### Exercise prompt
Extract each line from the entries below that has the string "JSON" in it.

[Stored data entries]
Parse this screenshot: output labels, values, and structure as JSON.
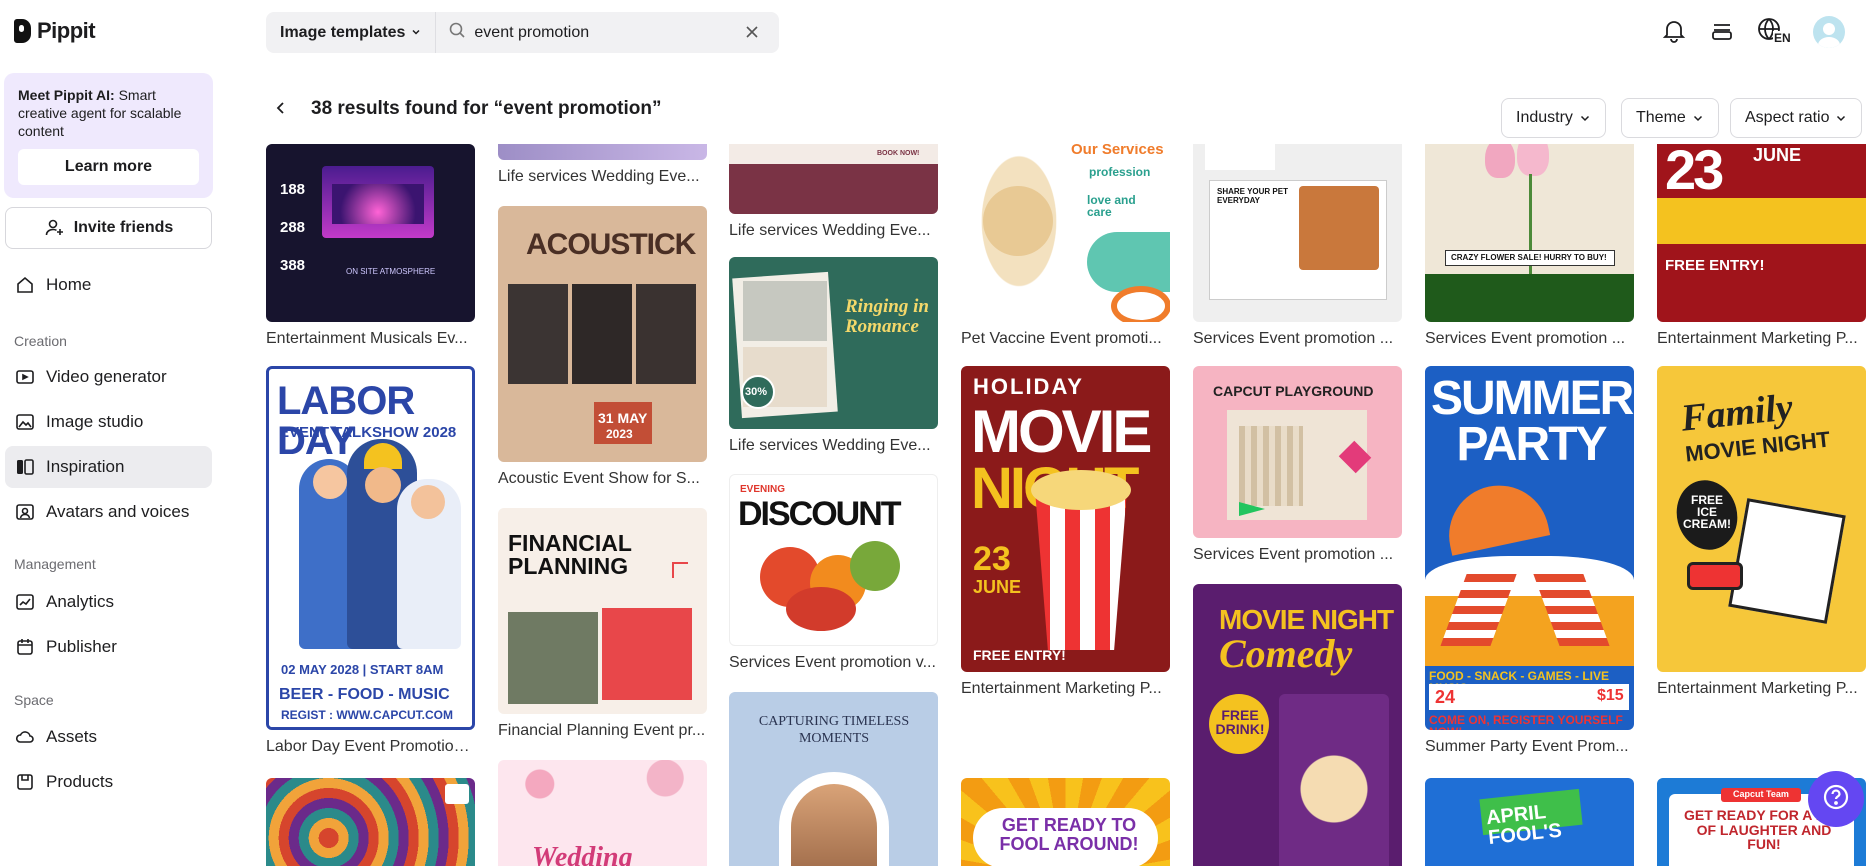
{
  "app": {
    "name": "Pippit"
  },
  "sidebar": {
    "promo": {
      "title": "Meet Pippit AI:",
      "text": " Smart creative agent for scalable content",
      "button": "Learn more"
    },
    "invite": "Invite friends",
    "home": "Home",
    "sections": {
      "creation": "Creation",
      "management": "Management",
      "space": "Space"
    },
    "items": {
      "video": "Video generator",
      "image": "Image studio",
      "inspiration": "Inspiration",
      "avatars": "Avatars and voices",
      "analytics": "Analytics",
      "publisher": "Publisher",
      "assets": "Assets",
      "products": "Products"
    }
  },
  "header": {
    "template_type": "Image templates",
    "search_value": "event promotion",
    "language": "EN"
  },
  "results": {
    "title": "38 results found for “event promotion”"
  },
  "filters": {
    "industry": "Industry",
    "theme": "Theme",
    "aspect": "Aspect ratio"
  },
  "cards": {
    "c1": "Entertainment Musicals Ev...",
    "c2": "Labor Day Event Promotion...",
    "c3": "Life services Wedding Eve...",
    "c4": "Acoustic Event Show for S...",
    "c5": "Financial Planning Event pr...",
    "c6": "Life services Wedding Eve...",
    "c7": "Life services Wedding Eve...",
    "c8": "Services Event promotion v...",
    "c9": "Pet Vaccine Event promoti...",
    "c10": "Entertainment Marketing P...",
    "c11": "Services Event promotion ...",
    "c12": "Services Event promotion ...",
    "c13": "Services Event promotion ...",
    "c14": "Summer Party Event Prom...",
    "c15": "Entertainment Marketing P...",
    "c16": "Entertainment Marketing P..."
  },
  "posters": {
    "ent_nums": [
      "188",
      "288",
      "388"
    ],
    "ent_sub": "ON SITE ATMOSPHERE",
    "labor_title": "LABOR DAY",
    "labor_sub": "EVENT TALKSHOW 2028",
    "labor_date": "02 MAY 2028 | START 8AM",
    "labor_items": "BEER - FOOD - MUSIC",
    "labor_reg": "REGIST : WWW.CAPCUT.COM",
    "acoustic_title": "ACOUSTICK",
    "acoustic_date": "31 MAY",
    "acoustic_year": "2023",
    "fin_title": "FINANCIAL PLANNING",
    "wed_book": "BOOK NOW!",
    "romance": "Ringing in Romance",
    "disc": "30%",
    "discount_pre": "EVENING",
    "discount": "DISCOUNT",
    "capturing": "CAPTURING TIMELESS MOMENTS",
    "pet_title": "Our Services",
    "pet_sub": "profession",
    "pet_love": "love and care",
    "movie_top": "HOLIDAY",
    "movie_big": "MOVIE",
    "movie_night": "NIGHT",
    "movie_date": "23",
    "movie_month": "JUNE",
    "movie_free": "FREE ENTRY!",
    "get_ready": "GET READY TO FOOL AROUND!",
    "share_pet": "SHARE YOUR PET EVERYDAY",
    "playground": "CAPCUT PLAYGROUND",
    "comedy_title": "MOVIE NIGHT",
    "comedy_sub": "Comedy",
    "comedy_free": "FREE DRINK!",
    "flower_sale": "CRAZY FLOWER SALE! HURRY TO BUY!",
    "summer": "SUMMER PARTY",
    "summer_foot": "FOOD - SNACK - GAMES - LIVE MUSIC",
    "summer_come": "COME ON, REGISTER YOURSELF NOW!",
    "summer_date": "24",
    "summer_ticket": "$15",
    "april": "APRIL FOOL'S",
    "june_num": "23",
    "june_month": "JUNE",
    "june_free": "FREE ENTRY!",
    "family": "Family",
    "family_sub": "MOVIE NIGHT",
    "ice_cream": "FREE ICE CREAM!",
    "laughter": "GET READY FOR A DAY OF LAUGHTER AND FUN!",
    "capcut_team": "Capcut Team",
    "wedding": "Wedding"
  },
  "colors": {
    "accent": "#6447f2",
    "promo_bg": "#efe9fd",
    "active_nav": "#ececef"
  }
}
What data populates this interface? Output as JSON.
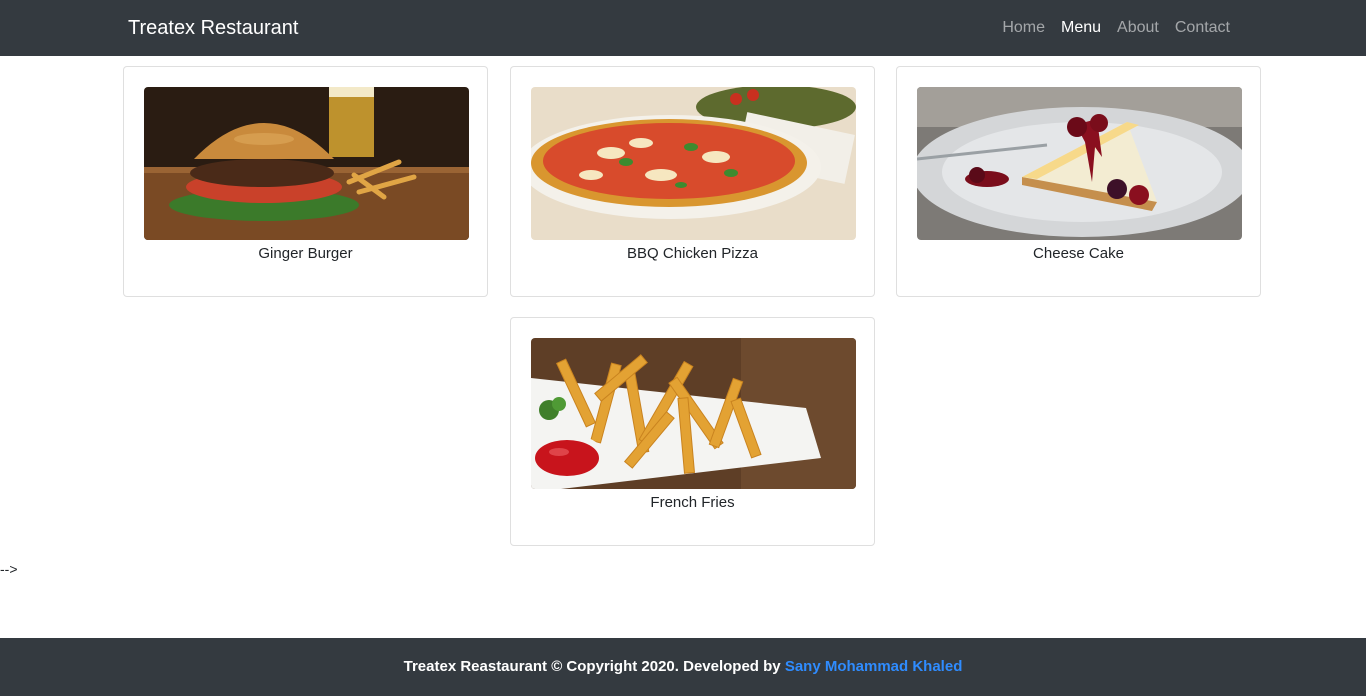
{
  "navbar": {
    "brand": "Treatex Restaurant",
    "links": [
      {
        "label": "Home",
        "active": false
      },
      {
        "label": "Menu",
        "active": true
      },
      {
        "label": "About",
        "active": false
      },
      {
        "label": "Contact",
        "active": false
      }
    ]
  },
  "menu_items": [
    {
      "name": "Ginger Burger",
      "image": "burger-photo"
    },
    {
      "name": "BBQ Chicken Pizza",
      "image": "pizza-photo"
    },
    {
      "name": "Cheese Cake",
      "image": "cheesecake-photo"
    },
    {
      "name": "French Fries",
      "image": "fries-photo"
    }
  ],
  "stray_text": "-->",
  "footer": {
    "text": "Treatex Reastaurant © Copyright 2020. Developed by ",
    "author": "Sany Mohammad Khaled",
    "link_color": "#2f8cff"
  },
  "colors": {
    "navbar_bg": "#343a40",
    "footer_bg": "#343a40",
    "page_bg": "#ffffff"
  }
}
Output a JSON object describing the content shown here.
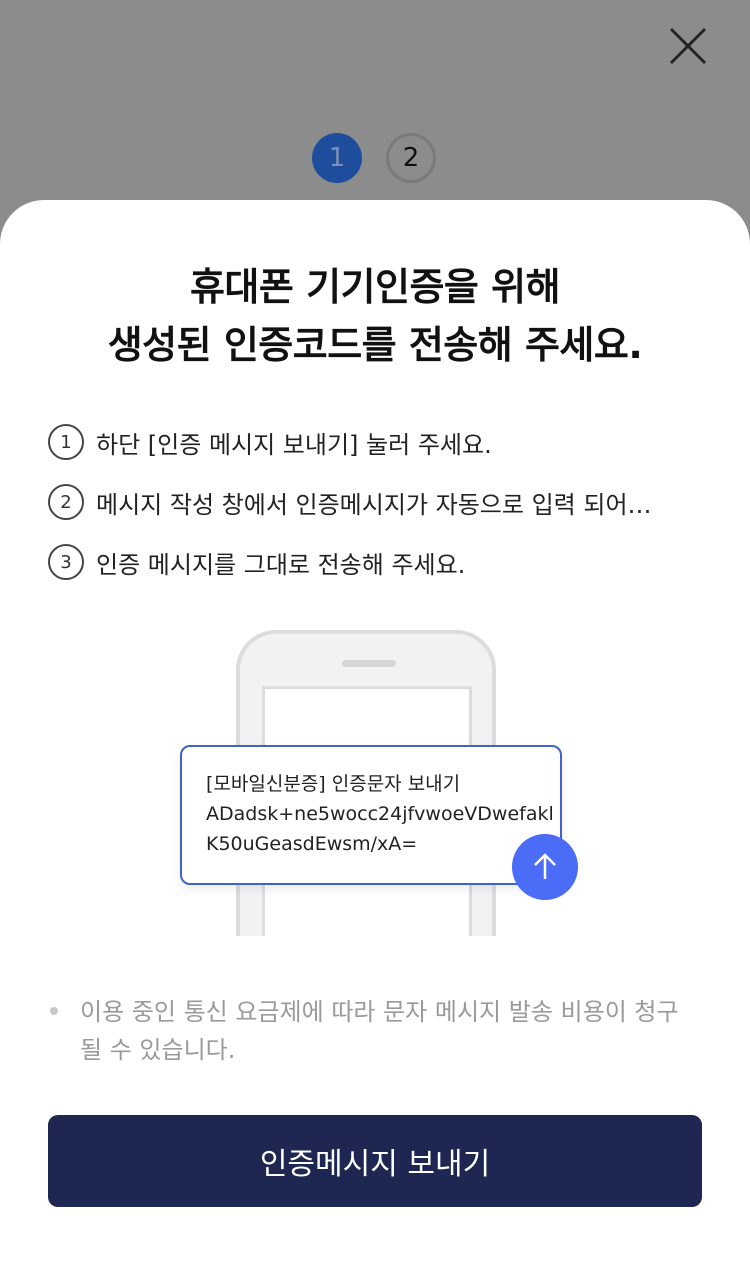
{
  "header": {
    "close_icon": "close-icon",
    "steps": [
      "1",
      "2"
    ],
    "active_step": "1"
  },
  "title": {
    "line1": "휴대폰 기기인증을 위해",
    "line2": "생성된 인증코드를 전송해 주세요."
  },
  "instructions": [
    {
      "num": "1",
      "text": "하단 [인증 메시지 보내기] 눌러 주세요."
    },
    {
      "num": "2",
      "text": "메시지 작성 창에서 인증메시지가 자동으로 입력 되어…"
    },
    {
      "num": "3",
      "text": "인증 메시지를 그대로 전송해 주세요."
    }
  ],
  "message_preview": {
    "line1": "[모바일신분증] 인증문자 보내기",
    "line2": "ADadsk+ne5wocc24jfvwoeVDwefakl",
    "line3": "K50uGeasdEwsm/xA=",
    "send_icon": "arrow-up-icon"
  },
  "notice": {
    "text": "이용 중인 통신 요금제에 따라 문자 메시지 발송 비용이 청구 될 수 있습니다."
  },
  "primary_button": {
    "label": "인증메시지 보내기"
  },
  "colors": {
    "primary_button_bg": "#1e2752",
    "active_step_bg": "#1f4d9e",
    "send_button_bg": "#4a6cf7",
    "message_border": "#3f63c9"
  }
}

### Result of the exercise
Parse this screenshot: output labels, values, and structure as JSON.
What data populates this interface? Output as JSON.
Output a JSON object describing the content shown here.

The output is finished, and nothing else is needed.